Stated goal:
Search the listing below for the string "Observed" and copy every line where it occurs.

The data:
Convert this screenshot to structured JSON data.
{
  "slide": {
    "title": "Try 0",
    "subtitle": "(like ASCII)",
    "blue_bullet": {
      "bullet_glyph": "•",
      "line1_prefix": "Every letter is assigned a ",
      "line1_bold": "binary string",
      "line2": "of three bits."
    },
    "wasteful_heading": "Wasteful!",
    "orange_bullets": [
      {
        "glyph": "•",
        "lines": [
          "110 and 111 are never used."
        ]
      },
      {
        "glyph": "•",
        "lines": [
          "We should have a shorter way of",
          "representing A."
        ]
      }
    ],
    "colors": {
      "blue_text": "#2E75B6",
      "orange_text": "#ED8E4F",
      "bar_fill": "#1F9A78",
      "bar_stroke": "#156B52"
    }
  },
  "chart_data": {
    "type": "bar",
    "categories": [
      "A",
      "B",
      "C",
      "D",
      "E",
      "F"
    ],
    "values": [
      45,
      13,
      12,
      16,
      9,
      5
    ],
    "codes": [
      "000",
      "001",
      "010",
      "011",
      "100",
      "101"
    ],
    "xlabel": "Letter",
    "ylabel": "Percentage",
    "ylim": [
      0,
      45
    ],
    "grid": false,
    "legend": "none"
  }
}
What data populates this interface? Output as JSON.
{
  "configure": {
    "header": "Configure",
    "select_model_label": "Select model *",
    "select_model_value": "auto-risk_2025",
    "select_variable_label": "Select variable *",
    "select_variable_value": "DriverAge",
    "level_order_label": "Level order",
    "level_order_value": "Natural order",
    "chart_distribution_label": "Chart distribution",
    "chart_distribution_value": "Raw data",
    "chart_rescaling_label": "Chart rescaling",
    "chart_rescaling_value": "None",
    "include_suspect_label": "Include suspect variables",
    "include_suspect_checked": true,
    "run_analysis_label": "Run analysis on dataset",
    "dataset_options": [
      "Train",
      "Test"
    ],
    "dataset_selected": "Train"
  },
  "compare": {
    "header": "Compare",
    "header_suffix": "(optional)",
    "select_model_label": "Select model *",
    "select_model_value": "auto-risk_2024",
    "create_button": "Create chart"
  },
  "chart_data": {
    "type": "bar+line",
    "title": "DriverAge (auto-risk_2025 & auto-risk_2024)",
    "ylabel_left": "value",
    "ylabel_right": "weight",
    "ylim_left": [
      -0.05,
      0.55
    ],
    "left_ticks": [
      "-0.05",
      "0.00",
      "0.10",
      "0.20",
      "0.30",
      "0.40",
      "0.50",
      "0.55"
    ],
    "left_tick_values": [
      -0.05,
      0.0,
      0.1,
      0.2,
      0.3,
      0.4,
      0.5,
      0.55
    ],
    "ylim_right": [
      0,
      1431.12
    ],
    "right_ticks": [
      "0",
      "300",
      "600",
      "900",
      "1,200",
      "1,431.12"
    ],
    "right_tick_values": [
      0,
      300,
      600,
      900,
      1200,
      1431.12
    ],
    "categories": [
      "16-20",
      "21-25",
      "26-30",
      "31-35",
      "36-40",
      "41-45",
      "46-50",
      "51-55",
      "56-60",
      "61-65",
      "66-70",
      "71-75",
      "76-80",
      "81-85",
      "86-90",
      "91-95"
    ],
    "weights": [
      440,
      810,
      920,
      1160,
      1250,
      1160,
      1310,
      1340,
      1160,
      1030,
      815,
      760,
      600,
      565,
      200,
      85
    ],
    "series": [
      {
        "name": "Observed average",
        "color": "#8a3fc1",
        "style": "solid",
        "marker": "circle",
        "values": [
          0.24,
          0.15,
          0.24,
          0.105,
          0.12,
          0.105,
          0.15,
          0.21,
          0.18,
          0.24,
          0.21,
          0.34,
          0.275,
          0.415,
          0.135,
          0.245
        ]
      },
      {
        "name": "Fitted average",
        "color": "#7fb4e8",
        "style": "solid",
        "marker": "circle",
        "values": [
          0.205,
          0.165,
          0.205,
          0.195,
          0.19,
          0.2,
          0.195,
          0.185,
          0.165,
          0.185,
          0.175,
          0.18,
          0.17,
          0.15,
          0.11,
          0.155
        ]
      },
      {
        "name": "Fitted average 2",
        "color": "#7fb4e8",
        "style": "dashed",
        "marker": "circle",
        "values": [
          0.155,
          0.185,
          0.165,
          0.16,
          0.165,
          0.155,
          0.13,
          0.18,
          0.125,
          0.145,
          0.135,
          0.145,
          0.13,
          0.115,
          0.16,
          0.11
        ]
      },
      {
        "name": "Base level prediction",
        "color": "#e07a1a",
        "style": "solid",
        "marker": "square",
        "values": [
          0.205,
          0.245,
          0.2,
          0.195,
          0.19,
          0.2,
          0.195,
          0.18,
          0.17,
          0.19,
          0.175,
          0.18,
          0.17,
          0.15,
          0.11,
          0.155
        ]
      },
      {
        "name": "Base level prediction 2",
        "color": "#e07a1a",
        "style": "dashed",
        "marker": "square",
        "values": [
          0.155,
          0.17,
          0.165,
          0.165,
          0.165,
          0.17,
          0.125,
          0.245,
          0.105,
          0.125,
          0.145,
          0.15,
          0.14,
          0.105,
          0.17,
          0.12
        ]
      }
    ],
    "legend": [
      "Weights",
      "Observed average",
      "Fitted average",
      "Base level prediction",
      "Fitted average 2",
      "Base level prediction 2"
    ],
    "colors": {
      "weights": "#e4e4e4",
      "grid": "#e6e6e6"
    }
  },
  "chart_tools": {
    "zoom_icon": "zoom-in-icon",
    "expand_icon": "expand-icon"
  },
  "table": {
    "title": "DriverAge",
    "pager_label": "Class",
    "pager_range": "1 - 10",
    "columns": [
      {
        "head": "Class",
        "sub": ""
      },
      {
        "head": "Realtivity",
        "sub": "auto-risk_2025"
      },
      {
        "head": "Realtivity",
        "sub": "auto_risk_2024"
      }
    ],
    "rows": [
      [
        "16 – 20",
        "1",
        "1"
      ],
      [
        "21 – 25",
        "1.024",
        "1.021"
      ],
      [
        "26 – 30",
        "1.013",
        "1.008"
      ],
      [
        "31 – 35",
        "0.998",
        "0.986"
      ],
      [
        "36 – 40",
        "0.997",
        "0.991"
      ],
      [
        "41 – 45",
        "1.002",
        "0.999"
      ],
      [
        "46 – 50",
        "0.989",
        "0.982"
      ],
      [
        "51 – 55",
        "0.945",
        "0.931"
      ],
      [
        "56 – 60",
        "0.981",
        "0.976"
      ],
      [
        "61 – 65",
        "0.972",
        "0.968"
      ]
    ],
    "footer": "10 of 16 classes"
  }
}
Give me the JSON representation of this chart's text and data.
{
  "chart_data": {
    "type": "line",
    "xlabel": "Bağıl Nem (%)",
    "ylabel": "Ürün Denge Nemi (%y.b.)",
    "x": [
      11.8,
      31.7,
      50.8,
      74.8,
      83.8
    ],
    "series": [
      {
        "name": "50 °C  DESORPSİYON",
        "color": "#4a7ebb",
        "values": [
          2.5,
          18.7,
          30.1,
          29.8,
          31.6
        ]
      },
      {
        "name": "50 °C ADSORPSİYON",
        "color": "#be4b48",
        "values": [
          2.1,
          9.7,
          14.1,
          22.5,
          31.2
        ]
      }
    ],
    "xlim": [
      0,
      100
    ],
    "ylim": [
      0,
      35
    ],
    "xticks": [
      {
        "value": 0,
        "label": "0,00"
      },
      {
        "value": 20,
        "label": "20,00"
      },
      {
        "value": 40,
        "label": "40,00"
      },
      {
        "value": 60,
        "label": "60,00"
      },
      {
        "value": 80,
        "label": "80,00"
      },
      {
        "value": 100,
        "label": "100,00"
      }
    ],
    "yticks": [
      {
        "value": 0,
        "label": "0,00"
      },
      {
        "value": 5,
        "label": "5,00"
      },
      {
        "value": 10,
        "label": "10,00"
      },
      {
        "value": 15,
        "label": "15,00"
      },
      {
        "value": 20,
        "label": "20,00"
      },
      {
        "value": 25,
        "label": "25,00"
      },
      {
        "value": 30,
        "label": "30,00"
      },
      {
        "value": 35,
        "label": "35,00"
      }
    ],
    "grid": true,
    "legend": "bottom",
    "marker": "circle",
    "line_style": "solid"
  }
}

Task response:
        "name": "Observed average",
      "Observed average",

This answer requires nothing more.